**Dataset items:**
· · · · ·

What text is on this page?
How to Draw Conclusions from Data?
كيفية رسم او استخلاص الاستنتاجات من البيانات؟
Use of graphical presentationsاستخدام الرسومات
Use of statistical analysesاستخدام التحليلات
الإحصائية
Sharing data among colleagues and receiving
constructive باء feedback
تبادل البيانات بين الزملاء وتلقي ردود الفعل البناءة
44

· · · · ·

**WORK REQUIRED:** In the lines above, find each one with "البيانات" and list it.

**FINAL RESULT:**
كيفية رسم او استخلاص الاستنتاجات من البيانات؟
تبادل البيانات بين الزملاء وتلقي ردود الفعل البناءة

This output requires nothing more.